What is expected ▸ Set out each line from the following listing that includes the word "Predicted".

Data supplied ▸

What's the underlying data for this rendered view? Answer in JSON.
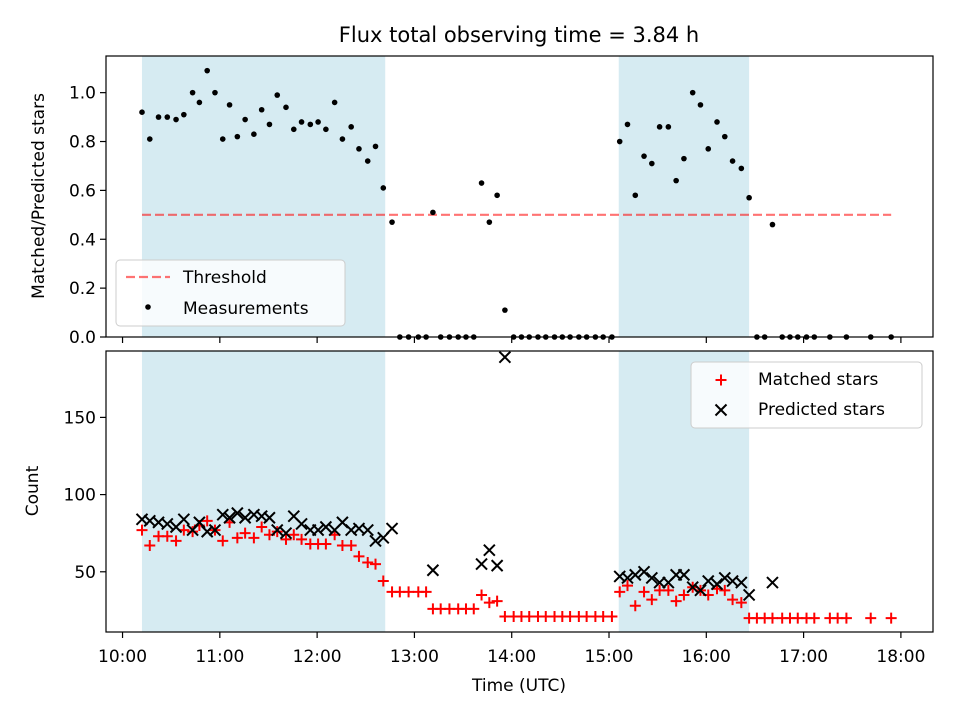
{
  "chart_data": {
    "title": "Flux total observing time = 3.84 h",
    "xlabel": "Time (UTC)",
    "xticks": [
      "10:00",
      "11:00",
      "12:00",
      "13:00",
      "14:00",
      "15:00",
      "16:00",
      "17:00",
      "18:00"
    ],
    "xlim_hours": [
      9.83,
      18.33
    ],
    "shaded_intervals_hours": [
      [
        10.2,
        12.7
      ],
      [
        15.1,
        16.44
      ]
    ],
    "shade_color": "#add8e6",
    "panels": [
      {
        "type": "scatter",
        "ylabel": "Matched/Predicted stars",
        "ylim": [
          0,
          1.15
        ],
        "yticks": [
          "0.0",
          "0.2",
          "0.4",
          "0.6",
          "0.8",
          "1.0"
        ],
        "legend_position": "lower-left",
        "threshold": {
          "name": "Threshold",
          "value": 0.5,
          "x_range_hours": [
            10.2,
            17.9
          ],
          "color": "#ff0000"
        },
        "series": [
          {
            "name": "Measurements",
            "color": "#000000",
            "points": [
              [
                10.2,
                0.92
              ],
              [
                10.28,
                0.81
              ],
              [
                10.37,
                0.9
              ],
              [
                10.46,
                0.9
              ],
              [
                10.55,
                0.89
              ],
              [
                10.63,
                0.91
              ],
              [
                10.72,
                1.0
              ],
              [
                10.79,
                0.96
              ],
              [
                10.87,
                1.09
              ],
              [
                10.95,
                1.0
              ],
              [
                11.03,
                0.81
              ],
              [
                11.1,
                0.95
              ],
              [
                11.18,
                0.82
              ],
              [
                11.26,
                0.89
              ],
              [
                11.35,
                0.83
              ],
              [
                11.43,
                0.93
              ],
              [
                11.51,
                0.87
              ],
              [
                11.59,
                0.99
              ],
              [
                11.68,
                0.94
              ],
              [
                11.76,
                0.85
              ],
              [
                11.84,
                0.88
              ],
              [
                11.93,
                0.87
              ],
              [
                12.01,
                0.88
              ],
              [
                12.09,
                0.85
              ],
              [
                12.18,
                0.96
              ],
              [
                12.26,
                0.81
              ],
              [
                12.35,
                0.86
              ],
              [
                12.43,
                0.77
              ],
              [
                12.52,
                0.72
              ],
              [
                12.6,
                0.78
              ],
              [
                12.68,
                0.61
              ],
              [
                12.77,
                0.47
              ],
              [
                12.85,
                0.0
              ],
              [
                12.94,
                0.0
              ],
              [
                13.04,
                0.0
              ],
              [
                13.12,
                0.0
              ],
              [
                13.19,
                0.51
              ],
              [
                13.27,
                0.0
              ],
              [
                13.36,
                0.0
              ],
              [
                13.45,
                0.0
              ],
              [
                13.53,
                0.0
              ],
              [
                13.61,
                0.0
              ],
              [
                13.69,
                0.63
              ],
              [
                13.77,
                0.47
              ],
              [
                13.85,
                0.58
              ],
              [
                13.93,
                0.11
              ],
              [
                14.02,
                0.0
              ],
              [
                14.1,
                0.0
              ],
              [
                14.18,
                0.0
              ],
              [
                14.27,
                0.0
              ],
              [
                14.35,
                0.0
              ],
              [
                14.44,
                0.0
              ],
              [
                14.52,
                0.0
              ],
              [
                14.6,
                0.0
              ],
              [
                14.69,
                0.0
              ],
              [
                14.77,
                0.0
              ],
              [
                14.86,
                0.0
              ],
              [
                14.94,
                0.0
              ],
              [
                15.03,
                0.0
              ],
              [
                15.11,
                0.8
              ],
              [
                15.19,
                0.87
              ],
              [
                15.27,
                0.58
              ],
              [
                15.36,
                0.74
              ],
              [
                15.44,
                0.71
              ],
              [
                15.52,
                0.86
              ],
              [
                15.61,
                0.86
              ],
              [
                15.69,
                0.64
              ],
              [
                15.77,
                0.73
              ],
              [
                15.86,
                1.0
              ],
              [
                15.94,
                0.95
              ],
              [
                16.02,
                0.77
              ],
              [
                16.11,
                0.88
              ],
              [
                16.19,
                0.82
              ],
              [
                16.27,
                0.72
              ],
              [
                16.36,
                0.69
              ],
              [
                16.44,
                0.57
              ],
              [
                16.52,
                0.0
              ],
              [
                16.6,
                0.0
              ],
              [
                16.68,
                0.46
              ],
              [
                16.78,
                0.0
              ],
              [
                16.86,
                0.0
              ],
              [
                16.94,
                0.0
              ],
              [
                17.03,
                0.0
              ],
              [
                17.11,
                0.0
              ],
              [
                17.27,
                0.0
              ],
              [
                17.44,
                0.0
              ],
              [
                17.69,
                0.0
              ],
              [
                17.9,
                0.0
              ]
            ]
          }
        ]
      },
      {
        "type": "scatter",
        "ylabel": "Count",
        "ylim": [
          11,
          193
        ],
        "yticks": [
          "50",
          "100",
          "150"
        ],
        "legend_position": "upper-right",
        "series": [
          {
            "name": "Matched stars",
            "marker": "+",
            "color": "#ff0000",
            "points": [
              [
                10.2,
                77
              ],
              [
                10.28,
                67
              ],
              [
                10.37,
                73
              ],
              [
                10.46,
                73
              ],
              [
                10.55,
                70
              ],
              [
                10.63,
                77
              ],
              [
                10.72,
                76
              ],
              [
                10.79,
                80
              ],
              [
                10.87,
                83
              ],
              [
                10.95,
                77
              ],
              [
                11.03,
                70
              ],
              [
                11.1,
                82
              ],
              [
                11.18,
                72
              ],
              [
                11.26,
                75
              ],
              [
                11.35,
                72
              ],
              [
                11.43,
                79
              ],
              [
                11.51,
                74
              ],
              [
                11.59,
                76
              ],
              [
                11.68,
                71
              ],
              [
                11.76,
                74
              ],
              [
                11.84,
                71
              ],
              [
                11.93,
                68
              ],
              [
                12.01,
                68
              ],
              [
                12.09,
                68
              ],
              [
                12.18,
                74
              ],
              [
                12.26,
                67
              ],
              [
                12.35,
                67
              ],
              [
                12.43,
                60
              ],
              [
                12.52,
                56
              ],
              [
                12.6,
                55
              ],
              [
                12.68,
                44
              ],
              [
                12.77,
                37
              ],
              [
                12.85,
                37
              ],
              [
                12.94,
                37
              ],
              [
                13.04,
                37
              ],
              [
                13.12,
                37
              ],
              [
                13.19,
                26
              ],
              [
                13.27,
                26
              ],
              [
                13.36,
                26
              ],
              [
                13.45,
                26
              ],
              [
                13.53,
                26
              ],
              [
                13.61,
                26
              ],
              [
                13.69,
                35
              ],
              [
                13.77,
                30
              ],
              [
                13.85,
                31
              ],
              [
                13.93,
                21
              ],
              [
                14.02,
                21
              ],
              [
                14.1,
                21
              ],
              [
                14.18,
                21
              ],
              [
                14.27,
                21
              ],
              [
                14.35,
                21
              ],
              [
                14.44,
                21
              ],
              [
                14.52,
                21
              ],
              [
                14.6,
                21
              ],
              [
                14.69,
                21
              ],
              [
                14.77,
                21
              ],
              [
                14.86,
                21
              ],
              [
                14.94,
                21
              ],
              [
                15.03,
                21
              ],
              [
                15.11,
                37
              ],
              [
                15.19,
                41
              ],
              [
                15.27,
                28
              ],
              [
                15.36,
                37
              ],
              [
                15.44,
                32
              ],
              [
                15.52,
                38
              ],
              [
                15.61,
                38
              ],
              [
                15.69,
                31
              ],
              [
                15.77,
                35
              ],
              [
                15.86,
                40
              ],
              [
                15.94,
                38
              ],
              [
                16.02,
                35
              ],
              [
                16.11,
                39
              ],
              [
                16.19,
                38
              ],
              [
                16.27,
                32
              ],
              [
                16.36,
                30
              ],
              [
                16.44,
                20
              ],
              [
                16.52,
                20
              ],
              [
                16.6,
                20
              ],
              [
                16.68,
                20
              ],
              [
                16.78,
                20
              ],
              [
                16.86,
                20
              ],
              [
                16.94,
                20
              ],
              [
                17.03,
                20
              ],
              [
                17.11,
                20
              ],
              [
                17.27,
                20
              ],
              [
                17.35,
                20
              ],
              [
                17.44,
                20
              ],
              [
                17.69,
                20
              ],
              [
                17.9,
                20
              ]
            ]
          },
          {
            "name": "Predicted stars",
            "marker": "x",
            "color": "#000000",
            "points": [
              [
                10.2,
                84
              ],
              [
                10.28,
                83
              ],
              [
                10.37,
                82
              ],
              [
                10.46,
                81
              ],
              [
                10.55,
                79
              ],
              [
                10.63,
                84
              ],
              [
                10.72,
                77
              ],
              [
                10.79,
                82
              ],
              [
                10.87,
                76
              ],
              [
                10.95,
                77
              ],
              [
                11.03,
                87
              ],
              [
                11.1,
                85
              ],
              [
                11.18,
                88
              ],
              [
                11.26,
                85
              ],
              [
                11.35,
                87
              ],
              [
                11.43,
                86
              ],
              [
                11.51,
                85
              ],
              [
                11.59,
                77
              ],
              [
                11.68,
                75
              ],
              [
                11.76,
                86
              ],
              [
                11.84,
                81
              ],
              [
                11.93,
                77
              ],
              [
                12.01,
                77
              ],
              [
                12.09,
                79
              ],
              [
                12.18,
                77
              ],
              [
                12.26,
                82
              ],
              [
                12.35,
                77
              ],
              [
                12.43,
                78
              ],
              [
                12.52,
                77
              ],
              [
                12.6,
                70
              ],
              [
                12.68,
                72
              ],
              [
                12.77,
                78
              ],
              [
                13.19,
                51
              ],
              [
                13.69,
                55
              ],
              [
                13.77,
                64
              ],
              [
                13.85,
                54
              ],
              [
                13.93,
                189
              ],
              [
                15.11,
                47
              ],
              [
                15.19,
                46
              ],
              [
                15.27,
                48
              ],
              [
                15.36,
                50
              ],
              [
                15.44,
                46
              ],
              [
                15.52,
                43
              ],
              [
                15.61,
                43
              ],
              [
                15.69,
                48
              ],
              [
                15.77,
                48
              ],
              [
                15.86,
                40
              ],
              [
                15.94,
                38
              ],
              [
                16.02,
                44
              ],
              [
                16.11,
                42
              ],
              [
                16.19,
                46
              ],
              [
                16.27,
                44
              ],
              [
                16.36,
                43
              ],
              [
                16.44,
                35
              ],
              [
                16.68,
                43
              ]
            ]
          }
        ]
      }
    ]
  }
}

Solution ▸
        "ylabel": "Matched/Predicted stars",
            "name": "Predicted stars",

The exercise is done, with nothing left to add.